#### To be done
Each entry has to be copied exactly, with nothing missed.

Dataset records
------------------------
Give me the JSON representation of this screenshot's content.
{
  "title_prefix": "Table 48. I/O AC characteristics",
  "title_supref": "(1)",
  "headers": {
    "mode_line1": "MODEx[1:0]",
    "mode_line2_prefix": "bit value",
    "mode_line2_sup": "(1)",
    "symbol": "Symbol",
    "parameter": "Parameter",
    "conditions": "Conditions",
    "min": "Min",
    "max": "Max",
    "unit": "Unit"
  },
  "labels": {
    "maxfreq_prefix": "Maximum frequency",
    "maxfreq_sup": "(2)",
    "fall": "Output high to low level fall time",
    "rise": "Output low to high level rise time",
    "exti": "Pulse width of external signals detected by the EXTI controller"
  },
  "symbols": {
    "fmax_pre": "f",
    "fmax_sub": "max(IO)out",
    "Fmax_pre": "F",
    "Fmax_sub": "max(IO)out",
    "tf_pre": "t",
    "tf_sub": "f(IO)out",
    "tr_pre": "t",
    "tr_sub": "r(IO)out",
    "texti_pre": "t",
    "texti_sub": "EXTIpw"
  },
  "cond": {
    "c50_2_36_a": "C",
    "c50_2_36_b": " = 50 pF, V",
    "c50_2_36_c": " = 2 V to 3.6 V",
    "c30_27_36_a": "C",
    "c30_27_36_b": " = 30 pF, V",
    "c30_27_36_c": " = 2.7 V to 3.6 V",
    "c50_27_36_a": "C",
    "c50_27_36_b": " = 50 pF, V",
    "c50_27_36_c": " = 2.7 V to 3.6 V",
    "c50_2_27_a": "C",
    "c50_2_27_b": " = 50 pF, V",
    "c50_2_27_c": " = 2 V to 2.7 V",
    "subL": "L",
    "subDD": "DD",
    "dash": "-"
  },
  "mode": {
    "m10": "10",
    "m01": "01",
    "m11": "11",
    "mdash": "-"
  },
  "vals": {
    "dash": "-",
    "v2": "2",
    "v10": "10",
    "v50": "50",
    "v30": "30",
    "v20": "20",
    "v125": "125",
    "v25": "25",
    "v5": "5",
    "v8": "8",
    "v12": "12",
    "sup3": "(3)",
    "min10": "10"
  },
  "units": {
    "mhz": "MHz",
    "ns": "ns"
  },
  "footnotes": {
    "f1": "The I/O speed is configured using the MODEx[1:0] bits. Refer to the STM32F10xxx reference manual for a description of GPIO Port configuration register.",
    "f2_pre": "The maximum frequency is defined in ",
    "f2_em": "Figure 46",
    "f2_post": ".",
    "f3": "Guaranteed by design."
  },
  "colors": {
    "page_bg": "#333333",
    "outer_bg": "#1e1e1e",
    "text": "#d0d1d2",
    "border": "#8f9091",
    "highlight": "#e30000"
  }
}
------------------------
#### Reply to the exercise
Give me the JSON representation of this screenshot's content.
{
  "title_prefix": "Table 48. I/O AC characteristics",
  "title_supref": "(1)",
  "headers": {
    "mode_line1": "MODEx[1:0]",
    "mode_line2_prefix": "bit value",
    "mode_line2_sup": "(1)",
    "symbol": "Symbol",
    "parameter": "Parameter",
    "conditions": "Conditions",
    "min": "Min",
    "max": "Max",
    "unit": "Unit"
  },
  "labels": {
    "maxfreq_prefix": "Maximum frequency",
    "maxfreq_sup": "(2)",
    "fall": "Output high to low level fall time",
    "rise": "Output low to high level rise time",
    "exti": "Pulse width of external signals detected by the EXTI controller"
  },
  "symbols": {
    "fmax_pre": "f",
    "fmax_sub": "max(IO)out",
    "Fmax_pre": "F",
    "Fmax_sub": "max(IO)out",
    "tf_pre": "t",
    "tf_sub": "f(IO)out",
    "tr_pre": "t",
    "tr_sub": "r(IO)out",
    "texti_pre": "t",
    "texti_sub": "EXTIpw"
  },
  "cond": {
    "c50_2_36_a": "C",
    "c50_2_36_b": " = 50 pF, V",
    "c50_2_36_c": " = 2 V to 3.6 V",
    "c30_27_36_a": "C",
    "c30_27_36_b": " = 30 pF, V",
    "c30_27_36_c": " = 2.7 V to 3.6 V",
    "c50_27_36_a": "C",
    "c50_27_36_b": " = 50 pF, V",
    "c50_27_36_c": " = 2.7 V to 3.6 V",
    "c50_2_27_a": "C",
    "c50_2_27_b": " = 50 pF, V",
    "c50_2_27_c": " = 2 V to 2.7 V",
    "subL": "L",
    "subDD": "DD",
    "dash": "-"
  },
  "mode": {
    "m10": "10",
    "m01": "01",
    "m11": "11",
    "mdash": "-"
  },
  "vals": {
    "dash": "-",
    "v2": "2",
    "v10": "10",
    "v50": "50",
    "v30": "30",
    "v20": "20",
    "v125": "125",
    "v25": "25",
    "v5": "5",
    "v8": "8",
    "v12": "12",
    "sup3": "(3)",
    "min10": "10"
  },
  "units": {
    "mhz": "MHz",
    "ns": "ns"
  },
  "footnotes": {
    "f1": "The I/O speed is configured using the MODEx[1:0] bits. Refer to the STM32F10xxx reference manual for a description of GPIO Port configuration register.",
    "f2_pre": "The maximum frequency is defined in ",
    "f2_em": "Figure 46",
    "f2_post": ".",
    "f3": "Guaranteed by design."
  },
  "colors": {
    "page_bg": "#333333",
    "outer_bg": "#1e1e1e",
    "text": "#d0d1d2",
    "border": "#8f9091",
    "highlight": "#e30000"
  }
}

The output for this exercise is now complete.